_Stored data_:
⁂

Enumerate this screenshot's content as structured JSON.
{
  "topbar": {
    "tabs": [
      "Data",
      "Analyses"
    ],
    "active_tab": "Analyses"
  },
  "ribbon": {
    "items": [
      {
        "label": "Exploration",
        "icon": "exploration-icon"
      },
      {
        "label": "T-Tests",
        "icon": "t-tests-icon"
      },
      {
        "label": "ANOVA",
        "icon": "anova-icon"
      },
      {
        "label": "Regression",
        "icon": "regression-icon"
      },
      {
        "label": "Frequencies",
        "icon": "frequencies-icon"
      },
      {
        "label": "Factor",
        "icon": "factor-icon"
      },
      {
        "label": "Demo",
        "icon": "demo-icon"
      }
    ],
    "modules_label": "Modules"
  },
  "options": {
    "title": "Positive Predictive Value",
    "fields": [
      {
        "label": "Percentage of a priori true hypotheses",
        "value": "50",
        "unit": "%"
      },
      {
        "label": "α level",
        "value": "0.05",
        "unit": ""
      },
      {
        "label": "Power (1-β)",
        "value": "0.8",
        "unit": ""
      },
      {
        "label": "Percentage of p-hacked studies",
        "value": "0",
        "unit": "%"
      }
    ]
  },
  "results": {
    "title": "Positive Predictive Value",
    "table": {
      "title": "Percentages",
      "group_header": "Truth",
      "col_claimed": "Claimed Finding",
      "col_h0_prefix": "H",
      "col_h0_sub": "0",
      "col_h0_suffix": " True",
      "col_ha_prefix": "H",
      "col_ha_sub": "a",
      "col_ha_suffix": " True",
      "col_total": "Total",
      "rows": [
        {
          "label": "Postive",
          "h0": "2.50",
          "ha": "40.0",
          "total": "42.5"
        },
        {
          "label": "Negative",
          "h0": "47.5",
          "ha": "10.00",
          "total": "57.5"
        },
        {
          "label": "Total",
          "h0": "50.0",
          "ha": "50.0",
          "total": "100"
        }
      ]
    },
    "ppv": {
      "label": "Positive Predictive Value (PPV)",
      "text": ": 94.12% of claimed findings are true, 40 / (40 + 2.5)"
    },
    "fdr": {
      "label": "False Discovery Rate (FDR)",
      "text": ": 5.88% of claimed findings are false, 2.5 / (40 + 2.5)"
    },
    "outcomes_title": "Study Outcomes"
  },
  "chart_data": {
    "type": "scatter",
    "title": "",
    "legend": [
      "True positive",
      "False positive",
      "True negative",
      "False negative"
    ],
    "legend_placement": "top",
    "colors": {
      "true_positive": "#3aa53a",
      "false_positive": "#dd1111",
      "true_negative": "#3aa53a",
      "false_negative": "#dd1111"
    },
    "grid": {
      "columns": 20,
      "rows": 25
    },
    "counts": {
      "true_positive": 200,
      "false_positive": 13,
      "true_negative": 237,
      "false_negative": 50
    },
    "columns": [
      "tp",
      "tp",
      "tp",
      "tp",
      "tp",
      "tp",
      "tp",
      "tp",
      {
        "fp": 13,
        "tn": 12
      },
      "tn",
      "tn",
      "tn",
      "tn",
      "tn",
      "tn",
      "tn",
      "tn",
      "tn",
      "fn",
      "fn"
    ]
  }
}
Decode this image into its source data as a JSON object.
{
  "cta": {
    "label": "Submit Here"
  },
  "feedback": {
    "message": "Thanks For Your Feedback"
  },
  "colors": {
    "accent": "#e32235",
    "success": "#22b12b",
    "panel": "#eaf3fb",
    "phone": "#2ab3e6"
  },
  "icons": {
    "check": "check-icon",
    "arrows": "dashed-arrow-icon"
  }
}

⁂

_Set task_: Report each line in the data that holds the word "findings".

_Right answer_:
      "text": ": 94.12% of claimed findings are true, 40 / (40 + 2.5)"
      "text": ": 5.88% of claimed findings are false, 2.5 / (40 + 2.5)"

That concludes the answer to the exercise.